_SET EXERCISE_. Copy out each line of the data holding "Conditional".

_MATERIAL FOR THE TASK_.
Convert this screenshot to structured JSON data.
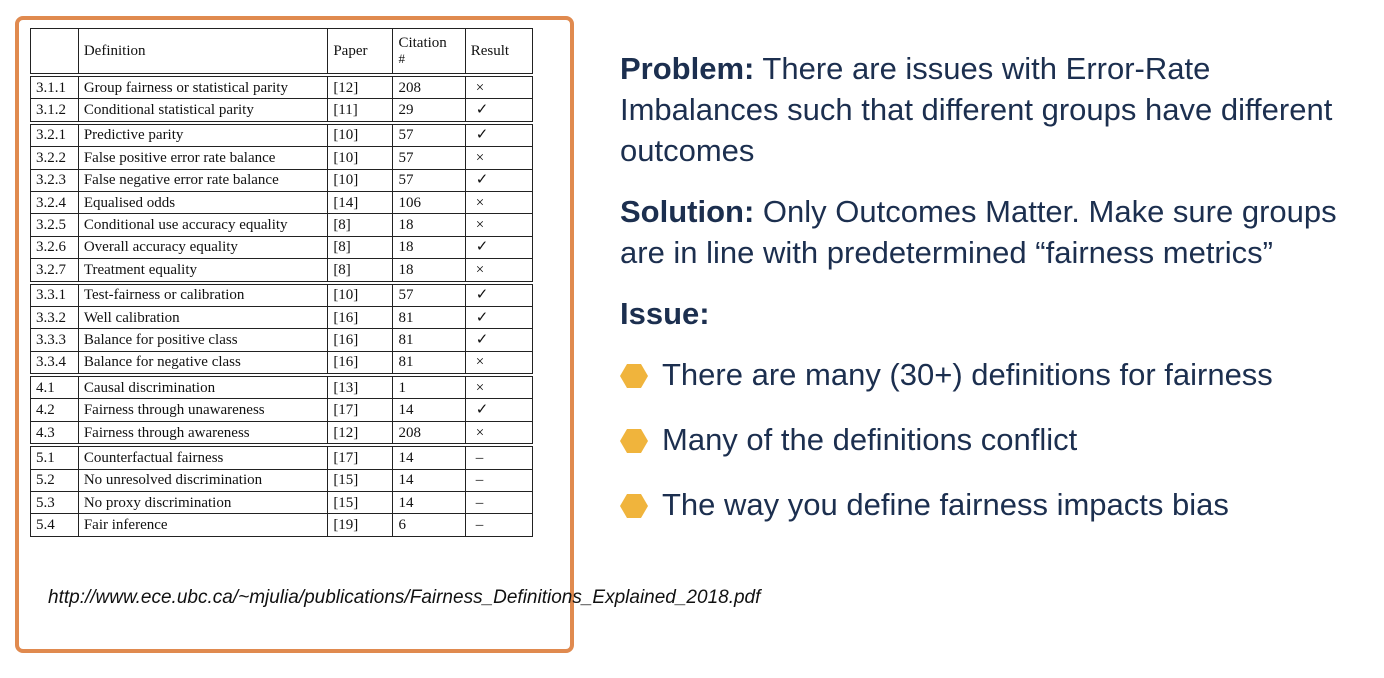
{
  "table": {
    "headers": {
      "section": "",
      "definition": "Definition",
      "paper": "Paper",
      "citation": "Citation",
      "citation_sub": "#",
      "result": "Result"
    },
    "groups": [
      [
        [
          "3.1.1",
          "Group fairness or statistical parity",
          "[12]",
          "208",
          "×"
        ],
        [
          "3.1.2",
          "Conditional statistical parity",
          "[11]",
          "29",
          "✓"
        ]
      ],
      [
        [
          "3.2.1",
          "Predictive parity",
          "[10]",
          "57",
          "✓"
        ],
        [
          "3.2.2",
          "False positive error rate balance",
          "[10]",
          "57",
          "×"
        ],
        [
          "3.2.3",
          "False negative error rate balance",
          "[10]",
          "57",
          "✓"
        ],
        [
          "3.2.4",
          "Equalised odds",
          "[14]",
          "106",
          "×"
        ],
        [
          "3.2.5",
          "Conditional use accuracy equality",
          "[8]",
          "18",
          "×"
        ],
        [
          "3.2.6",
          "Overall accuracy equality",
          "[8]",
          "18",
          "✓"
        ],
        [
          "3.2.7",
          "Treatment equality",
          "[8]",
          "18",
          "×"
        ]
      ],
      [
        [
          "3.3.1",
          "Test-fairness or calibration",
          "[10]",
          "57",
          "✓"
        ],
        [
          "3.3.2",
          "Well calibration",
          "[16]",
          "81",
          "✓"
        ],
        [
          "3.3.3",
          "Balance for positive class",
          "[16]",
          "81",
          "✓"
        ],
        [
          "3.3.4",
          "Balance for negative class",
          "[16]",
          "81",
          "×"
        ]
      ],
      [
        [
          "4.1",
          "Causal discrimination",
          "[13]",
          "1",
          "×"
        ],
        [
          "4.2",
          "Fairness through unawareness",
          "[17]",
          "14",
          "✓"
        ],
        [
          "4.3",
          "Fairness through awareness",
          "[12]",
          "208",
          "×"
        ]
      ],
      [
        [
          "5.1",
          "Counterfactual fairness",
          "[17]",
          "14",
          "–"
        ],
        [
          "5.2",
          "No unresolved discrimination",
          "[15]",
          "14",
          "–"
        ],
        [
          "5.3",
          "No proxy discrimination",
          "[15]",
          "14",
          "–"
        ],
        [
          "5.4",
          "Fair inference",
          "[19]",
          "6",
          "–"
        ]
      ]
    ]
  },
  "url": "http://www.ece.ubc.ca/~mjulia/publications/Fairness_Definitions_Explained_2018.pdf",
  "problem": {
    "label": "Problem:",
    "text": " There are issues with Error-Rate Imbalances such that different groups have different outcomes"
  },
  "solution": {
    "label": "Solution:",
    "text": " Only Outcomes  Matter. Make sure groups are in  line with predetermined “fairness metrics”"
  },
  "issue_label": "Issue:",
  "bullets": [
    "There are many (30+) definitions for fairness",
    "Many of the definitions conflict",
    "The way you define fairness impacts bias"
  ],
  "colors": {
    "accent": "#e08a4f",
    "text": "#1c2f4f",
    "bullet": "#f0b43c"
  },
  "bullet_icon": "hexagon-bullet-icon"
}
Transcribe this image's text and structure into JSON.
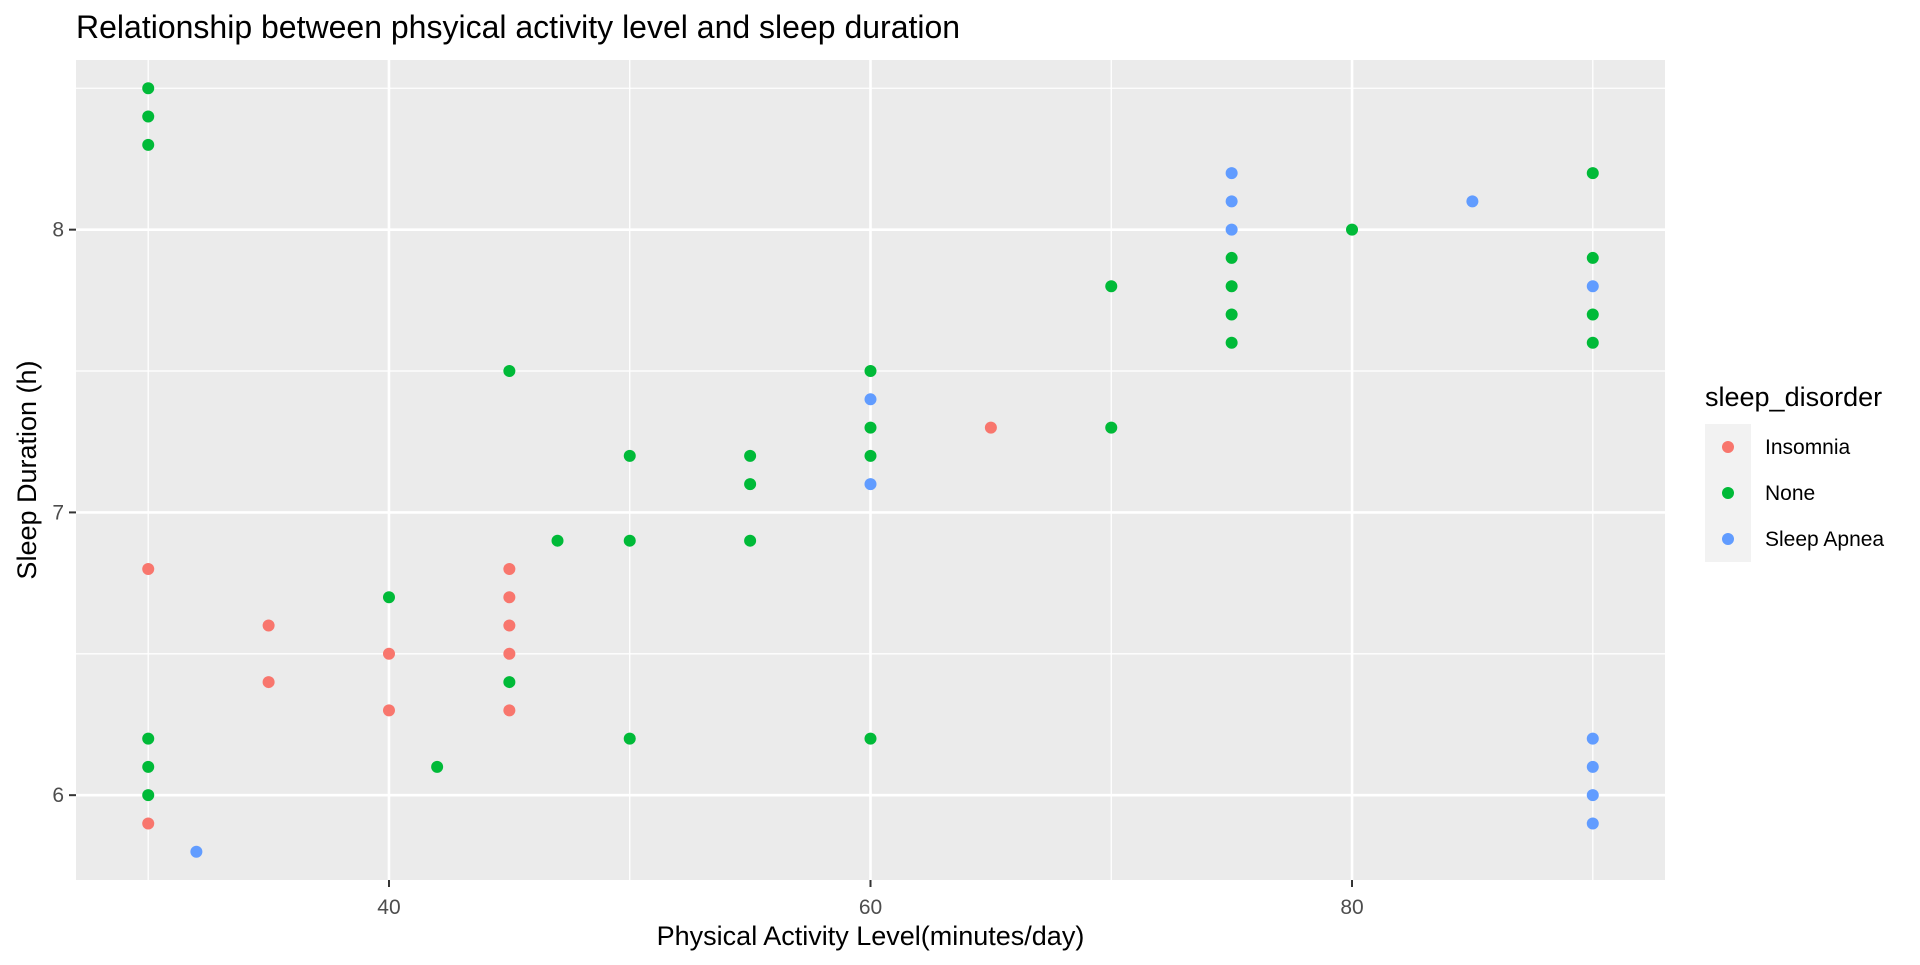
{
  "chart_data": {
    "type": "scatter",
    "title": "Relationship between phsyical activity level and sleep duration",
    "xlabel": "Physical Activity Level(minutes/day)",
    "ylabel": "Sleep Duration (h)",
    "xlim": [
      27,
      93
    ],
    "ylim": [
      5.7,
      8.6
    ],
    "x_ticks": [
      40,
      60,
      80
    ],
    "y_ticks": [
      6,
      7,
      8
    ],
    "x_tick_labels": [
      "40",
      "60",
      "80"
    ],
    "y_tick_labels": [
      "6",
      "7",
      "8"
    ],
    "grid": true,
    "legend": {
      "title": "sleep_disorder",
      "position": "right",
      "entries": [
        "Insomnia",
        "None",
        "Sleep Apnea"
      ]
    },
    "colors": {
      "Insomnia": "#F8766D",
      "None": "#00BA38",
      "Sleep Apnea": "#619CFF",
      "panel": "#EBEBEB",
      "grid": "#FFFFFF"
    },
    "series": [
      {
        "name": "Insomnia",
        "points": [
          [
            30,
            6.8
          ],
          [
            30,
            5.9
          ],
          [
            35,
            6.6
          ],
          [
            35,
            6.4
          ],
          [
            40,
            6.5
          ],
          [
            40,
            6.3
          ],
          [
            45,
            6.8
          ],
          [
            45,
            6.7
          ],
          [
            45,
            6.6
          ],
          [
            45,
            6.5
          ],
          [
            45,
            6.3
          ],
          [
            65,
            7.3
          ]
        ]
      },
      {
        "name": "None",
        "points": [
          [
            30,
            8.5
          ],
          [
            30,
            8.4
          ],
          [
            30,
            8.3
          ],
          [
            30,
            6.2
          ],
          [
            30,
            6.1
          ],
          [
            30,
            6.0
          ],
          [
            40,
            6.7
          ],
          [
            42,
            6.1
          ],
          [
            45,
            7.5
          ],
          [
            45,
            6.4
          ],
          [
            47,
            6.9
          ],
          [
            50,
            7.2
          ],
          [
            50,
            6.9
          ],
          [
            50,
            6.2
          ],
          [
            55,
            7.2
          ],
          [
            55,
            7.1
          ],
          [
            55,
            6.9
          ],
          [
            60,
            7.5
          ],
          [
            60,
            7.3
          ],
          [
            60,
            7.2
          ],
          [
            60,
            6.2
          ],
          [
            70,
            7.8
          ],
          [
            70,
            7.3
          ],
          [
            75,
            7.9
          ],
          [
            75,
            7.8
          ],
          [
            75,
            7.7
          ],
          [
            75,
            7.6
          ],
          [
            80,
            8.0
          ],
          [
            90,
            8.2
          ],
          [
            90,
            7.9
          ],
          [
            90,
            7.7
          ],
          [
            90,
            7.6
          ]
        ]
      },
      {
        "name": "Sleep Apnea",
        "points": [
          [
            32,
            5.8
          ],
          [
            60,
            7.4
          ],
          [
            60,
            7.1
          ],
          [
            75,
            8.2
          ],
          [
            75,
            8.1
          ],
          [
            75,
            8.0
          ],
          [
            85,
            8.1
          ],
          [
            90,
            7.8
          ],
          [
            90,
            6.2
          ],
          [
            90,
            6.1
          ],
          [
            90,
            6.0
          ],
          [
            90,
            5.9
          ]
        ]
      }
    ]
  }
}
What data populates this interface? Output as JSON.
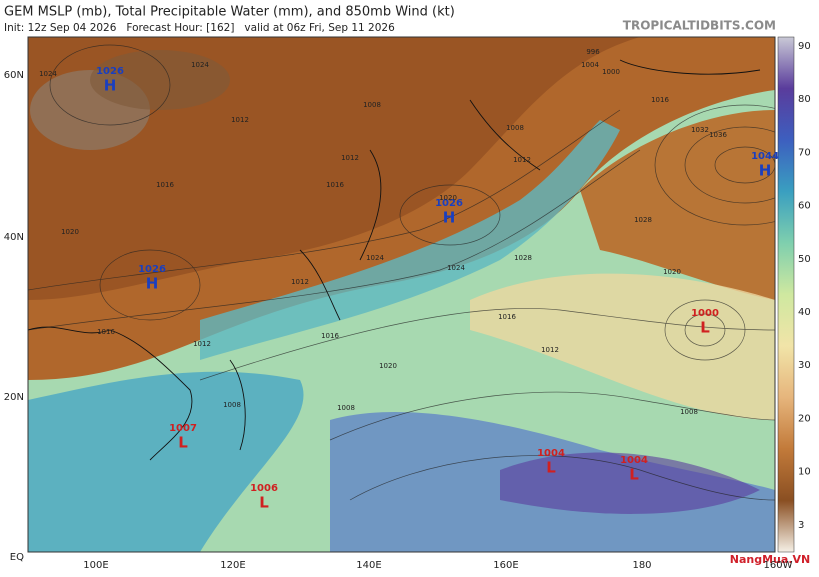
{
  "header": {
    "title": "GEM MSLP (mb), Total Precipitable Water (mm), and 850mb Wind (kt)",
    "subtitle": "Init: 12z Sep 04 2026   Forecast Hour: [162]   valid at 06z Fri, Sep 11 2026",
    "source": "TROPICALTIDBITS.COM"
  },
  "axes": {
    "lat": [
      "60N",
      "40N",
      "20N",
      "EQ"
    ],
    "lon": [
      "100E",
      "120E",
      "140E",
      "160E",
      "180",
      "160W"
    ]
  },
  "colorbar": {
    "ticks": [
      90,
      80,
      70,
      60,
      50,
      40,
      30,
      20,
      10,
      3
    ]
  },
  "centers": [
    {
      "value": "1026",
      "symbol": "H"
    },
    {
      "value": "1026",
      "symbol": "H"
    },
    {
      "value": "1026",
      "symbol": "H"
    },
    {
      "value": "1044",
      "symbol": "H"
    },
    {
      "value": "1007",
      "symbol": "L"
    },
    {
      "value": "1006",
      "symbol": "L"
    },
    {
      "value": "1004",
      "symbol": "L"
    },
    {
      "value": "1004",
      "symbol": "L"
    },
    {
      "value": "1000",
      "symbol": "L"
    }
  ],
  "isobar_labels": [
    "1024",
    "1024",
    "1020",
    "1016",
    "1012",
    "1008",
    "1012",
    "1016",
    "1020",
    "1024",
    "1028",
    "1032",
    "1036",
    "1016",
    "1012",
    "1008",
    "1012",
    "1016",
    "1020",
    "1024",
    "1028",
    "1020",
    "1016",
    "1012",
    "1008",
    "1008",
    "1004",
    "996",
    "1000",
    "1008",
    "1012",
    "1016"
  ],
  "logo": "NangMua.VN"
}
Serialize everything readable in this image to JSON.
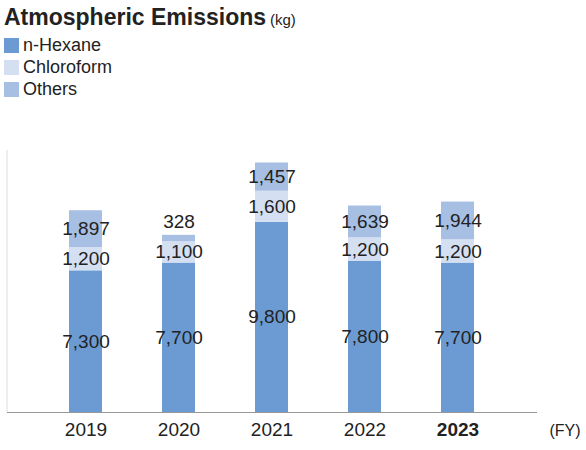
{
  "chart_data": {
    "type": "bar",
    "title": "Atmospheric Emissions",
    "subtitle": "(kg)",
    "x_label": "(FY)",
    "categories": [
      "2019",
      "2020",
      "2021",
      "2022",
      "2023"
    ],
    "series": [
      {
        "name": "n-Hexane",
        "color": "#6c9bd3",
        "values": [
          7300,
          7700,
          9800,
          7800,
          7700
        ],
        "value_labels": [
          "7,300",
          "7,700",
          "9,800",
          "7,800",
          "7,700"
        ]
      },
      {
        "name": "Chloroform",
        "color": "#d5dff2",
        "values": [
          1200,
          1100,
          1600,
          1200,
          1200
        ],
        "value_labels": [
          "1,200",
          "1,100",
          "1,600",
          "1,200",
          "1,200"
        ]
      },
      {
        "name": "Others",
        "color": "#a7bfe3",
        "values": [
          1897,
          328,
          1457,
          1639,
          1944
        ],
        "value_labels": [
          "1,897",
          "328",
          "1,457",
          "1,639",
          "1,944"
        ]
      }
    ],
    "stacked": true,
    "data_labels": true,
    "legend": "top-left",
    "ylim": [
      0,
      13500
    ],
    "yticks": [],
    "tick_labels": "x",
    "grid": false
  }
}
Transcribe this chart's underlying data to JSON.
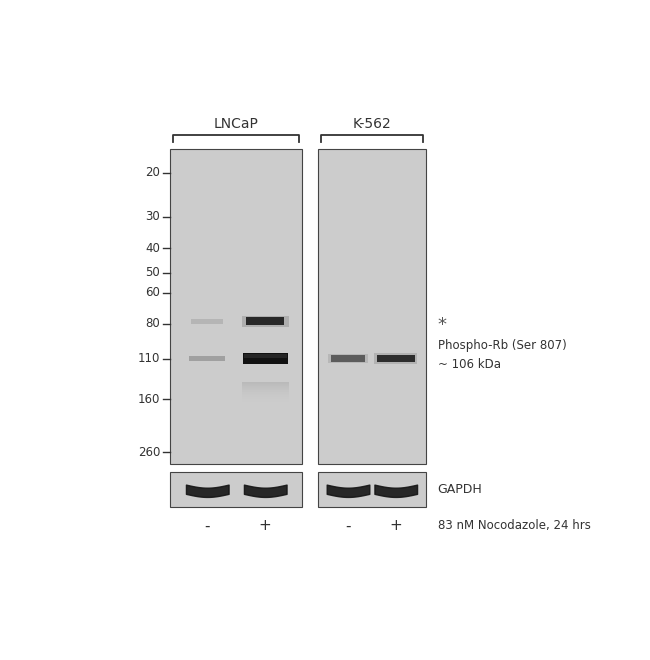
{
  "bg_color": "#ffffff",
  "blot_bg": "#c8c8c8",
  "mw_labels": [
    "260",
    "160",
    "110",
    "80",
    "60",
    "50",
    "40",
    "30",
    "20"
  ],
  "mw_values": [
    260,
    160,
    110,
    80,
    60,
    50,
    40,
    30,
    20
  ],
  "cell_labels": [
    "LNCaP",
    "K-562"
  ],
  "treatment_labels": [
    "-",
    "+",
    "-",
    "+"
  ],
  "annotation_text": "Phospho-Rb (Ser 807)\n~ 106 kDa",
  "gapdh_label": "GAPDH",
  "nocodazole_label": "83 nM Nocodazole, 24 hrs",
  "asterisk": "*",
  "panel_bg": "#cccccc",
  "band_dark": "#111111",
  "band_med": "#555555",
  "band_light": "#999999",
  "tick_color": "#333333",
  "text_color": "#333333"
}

_OUTPUT OF THE EXERCISE_.
          "Conditional statistical parity",
          "Conditional use accuracy equality",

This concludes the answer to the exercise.